# What the task asks:
Where a line contains the string "трех", copy that line.

# Data provided:

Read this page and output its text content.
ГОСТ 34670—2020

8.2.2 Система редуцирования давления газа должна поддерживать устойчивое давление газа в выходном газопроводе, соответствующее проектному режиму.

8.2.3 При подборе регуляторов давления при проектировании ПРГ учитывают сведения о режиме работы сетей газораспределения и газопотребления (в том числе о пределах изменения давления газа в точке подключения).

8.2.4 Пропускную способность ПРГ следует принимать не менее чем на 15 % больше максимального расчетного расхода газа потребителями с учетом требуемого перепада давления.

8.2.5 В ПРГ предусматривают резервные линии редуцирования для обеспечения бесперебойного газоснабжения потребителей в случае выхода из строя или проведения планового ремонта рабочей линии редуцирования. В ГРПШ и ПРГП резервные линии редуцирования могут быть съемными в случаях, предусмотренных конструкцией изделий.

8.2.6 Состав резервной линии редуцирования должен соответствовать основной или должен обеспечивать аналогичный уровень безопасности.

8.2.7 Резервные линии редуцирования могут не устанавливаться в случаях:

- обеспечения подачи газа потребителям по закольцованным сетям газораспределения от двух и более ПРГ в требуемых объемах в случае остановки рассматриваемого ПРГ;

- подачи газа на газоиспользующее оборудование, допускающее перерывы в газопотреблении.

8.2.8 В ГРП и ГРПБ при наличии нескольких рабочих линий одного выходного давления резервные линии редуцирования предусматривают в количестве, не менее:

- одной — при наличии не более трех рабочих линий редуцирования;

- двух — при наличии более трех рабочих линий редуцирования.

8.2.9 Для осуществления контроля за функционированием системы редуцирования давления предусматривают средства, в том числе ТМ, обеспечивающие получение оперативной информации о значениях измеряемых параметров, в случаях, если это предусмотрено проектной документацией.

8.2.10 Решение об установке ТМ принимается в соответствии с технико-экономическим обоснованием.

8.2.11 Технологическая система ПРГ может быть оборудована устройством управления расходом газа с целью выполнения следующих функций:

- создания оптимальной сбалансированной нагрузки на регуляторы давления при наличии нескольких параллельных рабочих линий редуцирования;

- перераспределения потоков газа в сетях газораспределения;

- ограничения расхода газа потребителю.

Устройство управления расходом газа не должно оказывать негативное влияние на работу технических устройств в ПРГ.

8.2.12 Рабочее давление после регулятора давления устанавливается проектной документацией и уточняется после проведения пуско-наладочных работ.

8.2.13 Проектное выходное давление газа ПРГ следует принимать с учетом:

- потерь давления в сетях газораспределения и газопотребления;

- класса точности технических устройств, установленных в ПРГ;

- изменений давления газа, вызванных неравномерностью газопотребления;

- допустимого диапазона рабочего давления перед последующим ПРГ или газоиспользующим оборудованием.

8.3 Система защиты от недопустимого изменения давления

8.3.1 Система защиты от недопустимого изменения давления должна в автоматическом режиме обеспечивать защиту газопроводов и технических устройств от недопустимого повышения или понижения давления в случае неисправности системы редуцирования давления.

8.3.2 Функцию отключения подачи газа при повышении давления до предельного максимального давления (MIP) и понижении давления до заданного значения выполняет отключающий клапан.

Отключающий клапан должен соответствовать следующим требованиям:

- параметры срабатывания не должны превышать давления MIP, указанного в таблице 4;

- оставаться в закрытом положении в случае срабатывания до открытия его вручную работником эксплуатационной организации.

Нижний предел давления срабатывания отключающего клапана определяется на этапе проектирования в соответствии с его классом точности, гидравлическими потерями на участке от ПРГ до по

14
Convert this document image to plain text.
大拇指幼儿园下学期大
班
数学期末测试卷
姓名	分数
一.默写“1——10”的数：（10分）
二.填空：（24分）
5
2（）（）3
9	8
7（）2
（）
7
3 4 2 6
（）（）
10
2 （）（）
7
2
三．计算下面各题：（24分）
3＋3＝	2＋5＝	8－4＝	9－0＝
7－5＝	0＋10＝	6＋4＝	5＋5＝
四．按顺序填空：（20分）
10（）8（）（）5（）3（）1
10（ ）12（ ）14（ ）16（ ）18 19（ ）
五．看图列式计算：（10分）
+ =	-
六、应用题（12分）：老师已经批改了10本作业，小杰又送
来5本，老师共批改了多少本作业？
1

# Solution:
- одной — при наличии не более трех рабочих линий редуцирования;
- двух — при наличии более трех рабочих линий редуцирования.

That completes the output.